## SUPPLIED RECORDS
%%

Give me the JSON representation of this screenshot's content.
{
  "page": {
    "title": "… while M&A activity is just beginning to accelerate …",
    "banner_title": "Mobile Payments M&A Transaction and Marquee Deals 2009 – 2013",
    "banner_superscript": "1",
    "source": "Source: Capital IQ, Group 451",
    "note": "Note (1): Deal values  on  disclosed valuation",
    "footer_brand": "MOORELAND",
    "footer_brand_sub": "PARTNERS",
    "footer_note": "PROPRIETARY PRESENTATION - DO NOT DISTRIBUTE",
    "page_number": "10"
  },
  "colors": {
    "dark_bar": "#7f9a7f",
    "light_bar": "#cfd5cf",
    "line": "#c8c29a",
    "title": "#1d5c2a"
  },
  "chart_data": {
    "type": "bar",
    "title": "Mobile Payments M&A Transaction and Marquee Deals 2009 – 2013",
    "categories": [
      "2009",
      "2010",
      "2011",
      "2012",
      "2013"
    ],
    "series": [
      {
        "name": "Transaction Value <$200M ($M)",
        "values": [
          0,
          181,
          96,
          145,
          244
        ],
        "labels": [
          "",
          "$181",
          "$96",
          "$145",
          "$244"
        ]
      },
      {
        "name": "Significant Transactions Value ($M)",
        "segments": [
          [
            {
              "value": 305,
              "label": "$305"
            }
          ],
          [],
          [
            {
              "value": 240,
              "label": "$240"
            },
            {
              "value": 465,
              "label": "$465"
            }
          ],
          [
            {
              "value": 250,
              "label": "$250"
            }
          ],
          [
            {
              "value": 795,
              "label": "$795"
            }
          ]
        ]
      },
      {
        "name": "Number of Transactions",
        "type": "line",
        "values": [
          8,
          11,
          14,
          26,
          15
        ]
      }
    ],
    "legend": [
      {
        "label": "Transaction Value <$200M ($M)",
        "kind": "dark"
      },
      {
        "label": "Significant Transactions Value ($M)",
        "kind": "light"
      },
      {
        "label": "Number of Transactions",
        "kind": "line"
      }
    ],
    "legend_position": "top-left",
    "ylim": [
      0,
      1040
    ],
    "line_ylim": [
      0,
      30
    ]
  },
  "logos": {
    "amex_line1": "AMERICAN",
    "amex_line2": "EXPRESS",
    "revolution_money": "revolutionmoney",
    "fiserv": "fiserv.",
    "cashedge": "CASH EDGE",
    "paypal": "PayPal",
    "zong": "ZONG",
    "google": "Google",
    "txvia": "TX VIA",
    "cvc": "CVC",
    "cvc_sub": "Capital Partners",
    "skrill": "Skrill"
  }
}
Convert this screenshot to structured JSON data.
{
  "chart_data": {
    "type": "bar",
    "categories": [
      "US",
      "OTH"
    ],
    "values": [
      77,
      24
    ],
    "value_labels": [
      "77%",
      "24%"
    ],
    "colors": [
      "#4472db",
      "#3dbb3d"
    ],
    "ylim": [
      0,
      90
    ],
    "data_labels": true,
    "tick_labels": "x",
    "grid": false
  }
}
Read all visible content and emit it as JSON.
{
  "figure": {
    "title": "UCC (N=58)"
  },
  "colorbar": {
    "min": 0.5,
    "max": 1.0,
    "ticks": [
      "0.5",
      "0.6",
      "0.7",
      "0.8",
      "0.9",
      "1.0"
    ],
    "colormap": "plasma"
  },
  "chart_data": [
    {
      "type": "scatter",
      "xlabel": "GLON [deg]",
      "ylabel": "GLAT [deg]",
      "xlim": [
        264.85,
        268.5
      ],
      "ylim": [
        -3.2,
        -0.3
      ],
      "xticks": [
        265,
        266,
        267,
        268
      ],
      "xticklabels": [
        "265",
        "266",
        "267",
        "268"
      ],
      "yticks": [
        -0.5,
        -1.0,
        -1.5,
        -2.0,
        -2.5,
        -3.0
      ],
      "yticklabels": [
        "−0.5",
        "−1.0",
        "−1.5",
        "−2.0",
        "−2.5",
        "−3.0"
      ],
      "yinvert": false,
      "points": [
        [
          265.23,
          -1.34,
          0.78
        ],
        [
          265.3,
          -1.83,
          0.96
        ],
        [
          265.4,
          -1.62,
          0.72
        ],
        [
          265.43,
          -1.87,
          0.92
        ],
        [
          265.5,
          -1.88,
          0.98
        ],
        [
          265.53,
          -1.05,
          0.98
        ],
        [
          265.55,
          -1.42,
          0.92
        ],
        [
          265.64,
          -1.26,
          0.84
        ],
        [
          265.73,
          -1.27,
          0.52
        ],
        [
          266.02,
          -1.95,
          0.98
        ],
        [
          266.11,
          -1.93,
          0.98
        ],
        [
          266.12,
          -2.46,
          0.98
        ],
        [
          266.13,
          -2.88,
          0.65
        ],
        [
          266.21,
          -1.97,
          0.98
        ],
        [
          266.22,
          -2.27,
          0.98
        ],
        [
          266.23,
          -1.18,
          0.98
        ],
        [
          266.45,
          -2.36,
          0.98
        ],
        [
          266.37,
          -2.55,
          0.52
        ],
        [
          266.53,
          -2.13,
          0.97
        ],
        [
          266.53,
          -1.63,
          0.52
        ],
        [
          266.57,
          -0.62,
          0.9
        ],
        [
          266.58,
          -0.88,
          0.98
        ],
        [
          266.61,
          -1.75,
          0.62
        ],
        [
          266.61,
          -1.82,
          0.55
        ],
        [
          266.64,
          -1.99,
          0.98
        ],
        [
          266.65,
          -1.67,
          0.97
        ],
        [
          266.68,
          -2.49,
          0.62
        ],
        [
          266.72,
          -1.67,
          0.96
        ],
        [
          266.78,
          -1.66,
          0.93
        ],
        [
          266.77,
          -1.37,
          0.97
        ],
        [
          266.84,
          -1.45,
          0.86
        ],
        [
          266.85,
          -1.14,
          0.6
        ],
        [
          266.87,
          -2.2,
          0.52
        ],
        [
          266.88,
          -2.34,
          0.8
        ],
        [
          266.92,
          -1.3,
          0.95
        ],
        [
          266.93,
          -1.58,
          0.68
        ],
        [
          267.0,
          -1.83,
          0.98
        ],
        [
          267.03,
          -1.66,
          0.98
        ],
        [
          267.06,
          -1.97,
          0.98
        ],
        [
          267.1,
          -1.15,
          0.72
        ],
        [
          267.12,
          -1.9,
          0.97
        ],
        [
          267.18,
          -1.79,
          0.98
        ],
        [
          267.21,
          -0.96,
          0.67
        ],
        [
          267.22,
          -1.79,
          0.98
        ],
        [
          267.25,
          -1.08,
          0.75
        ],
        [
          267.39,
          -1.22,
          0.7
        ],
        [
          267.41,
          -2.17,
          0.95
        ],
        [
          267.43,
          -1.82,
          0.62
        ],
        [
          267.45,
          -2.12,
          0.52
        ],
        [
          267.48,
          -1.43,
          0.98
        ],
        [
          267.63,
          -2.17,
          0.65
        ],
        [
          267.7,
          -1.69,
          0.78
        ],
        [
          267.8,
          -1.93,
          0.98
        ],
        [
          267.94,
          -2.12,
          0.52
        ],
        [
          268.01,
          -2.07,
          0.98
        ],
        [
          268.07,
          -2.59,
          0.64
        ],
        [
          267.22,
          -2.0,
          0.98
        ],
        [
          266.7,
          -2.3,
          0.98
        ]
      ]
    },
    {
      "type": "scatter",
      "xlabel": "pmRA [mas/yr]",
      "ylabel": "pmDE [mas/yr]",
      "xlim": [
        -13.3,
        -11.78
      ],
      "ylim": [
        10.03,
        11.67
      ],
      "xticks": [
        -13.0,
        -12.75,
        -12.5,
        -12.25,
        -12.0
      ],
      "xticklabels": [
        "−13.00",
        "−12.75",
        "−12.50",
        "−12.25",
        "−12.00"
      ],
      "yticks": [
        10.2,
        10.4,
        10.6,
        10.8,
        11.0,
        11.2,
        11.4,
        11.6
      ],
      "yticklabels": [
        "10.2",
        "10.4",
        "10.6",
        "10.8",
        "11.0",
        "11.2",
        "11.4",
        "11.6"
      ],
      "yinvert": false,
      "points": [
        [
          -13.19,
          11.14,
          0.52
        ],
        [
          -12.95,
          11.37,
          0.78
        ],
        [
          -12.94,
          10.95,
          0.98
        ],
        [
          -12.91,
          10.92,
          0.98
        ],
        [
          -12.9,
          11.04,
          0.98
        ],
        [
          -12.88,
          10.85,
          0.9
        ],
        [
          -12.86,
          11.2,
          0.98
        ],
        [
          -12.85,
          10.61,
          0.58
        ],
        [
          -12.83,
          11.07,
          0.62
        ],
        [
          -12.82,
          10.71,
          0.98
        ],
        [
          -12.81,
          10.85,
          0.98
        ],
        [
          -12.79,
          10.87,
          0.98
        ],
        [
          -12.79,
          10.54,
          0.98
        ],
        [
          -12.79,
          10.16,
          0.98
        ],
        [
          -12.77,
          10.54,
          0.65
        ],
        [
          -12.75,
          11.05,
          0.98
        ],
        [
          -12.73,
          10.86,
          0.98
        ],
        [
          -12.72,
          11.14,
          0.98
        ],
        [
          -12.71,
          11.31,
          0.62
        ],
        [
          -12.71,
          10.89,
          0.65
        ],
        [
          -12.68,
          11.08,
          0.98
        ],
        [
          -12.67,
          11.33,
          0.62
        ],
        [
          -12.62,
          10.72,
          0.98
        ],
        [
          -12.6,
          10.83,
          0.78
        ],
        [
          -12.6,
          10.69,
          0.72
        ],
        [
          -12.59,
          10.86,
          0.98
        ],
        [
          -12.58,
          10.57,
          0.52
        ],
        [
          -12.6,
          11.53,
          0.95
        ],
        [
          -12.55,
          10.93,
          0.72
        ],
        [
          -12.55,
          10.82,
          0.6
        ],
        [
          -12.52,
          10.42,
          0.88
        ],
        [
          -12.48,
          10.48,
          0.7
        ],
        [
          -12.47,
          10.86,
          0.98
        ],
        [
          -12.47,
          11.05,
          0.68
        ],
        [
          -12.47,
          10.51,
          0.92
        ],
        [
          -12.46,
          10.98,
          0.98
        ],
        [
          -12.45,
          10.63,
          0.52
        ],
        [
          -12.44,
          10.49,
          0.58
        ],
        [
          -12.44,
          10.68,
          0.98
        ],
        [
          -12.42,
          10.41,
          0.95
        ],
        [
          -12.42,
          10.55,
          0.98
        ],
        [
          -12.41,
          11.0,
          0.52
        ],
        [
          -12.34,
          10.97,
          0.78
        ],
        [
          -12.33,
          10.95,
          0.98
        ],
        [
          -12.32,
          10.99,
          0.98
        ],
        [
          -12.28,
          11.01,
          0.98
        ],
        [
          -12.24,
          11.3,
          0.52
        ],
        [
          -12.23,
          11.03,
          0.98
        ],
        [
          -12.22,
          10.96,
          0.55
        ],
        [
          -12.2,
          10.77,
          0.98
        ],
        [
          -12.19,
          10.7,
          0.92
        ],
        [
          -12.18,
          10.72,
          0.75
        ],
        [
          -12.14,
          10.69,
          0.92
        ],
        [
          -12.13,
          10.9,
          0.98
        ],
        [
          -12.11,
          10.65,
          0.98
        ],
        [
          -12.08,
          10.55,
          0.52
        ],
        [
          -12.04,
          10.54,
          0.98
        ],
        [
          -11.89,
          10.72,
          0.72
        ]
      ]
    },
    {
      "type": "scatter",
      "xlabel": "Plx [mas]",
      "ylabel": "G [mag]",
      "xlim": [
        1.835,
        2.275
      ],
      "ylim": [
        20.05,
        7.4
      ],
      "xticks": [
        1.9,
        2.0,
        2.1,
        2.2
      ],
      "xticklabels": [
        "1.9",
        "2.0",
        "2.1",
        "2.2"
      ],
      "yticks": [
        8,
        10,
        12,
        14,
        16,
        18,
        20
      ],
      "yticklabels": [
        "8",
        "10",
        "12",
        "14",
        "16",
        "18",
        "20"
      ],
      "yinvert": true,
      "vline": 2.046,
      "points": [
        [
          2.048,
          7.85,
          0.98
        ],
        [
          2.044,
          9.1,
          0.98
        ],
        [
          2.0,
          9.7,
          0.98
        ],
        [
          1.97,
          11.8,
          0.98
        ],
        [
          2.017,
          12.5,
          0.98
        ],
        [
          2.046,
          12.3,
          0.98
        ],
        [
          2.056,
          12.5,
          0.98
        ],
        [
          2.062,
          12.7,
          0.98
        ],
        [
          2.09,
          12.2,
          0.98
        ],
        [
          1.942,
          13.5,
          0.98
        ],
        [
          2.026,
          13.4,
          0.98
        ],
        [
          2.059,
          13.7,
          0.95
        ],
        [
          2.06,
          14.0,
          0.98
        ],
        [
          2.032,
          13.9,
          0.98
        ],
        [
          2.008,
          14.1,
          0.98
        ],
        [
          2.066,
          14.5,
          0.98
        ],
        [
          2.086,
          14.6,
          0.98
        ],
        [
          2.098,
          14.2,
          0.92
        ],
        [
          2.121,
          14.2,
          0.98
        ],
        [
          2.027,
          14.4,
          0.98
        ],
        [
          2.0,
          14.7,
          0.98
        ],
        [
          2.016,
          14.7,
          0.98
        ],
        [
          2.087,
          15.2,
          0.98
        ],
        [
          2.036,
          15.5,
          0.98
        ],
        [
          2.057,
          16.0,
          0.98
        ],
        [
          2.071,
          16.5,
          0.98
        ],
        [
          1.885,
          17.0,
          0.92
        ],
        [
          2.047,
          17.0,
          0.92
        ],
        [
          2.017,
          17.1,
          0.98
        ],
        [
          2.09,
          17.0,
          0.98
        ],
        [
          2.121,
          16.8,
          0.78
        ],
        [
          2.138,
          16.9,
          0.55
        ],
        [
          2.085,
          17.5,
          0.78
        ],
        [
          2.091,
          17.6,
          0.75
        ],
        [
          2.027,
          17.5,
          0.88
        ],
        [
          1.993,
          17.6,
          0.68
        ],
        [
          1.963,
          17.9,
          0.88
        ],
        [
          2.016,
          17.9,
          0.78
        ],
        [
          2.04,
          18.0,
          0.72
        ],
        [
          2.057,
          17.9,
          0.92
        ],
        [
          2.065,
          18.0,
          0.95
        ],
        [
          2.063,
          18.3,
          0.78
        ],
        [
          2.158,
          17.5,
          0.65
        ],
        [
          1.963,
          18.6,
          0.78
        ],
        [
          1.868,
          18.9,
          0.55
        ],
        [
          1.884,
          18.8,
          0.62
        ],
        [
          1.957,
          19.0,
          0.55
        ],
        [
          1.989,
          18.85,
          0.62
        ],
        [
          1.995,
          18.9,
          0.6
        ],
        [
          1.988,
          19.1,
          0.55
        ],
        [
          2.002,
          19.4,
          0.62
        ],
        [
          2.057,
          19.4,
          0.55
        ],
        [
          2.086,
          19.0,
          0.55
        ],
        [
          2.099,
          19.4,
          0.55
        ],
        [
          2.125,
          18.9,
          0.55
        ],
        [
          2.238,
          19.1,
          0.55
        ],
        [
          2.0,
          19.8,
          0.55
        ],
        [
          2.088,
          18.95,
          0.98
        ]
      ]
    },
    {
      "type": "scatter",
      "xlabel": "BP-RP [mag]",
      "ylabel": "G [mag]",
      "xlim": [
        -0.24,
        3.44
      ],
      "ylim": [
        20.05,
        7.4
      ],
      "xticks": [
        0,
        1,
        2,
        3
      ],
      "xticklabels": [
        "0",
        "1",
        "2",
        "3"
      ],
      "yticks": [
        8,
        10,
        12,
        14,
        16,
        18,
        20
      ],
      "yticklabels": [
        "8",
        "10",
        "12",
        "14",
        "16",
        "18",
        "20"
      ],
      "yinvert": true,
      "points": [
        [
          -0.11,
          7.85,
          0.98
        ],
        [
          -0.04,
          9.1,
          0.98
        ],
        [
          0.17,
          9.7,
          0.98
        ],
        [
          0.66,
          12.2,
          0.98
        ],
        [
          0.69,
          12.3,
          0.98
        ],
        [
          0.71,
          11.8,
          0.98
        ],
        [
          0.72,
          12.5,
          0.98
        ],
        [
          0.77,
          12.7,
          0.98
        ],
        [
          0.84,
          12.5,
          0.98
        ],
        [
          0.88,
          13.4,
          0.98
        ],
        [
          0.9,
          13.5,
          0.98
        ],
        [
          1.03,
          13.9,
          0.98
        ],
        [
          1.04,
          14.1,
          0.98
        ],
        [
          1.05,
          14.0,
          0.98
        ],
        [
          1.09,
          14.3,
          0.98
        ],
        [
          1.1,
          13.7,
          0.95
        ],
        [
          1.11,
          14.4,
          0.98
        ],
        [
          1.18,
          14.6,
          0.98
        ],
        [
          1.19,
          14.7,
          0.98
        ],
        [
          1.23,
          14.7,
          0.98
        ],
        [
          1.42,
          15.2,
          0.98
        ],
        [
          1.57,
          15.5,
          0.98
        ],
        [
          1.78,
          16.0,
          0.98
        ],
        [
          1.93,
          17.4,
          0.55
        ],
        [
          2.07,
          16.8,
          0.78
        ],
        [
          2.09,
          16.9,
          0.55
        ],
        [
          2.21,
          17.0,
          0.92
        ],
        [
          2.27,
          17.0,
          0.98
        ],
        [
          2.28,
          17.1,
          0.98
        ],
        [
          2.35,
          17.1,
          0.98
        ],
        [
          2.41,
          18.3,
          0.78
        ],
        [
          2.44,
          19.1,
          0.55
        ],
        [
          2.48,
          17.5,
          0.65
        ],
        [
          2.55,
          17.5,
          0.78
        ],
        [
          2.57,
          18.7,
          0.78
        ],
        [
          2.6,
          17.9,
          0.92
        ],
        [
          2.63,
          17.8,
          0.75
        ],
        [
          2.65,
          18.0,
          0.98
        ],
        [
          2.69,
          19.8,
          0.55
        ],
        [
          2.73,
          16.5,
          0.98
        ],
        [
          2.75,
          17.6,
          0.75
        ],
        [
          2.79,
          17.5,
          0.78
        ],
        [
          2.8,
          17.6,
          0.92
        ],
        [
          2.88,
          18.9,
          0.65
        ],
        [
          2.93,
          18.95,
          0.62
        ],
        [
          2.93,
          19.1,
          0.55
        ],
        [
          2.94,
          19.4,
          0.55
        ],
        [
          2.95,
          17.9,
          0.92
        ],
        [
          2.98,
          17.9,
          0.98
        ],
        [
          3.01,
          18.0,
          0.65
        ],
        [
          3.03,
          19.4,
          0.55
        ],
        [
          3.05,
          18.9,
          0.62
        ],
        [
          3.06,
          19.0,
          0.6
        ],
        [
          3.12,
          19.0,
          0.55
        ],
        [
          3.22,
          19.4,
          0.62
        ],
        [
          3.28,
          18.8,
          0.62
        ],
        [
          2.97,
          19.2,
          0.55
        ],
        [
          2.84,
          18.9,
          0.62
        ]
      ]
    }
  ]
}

%%

## TASK PROMPT
Count every line in the entries above where the word "Marquee" appears; respond with the number alone.

## SOLUTION FOR THIS PROBLEM
2